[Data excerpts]
_ _ _
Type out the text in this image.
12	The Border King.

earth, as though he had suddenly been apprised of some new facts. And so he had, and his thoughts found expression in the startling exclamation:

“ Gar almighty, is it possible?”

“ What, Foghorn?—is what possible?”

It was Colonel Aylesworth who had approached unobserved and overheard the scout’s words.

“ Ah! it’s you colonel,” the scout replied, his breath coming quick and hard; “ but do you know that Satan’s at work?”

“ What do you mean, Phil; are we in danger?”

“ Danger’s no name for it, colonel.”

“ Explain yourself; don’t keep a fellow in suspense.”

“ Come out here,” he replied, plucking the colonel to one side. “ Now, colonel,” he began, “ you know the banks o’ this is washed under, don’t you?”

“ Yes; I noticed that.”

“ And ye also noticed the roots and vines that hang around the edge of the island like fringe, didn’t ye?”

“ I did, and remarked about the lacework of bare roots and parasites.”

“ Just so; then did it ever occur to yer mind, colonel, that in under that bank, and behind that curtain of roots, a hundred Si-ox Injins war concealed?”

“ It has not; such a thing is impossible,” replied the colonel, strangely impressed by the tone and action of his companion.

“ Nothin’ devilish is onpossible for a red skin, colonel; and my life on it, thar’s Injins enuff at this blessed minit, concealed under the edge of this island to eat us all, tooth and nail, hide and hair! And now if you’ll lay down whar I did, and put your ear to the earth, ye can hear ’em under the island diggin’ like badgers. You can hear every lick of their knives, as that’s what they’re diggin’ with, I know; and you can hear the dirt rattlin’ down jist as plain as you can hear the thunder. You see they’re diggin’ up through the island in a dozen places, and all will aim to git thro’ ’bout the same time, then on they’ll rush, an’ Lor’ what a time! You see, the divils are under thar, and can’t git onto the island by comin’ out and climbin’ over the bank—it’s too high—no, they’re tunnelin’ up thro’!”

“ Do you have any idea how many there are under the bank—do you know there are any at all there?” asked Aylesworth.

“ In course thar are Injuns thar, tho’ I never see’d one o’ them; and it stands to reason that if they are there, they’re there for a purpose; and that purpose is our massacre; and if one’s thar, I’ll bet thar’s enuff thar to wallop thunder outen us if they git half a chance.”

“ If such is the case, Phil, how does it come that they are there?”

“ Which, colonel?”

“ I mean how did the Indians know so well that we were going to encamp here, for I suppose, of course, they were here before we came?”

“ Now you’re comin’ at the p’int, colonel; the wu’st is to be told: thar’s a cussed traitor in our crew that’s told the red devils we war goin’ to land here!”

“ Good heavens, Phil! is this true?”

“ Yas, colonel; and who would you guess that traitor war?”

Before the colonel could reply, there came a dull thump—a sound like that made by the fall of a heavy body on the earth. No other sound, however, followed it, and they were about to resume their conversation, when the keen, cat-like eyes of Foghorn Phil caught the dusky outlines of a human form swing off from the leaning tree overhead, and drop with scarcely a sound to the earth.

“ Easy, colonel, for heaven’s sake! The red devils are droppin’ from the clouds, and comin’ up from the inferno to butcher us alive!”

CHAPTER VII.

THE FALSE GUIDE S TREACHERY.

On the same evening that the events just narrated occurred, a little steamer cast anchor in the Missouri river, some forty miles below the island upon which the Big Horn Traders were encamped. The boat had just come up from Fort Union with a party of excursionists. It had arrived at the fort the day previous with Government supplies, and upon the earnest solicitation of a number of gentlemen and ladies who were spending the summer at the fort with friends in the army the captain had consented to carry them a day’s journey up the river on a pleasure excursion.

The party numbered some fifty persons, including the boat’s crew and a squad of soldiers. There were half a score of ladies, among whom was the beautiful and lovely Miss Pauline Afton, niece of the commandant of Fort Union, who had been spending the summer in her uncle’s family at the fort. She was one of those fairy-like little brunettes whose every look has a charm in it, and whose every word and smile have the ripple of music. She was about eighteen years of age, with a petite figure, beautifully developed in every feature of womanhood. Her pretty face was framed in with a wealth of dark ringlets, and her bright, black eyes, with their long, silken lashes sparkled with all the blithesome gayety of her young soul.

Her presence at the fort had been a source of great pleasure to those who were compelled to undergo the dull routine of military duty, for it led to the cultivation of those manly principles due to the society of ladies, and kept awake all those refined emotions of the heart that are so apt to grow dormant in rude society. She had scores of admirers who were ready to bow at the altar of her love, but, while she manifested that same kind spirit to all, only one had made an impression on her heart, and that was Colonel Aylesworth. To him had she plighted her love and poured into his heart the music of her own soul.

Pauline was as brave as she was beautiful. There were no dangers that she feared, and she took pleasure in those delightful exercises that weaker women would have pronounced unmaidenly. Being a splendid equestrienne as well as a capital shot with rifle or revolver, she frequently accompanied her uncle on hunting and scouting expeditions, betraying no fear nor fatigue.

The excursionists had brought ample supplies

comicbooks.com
_ _ _
• **Task instructions**
Copy every line above that includes the string "traitor".

• **Task response**
“ Now you’re comin’ at the p’int, colonel; the wu’st is to be told: thar’s a cussed traitor in our crew that’s told the red devils we war goin’ to land here!”
“ Yas, colonel; and who would you guess that traitor war?”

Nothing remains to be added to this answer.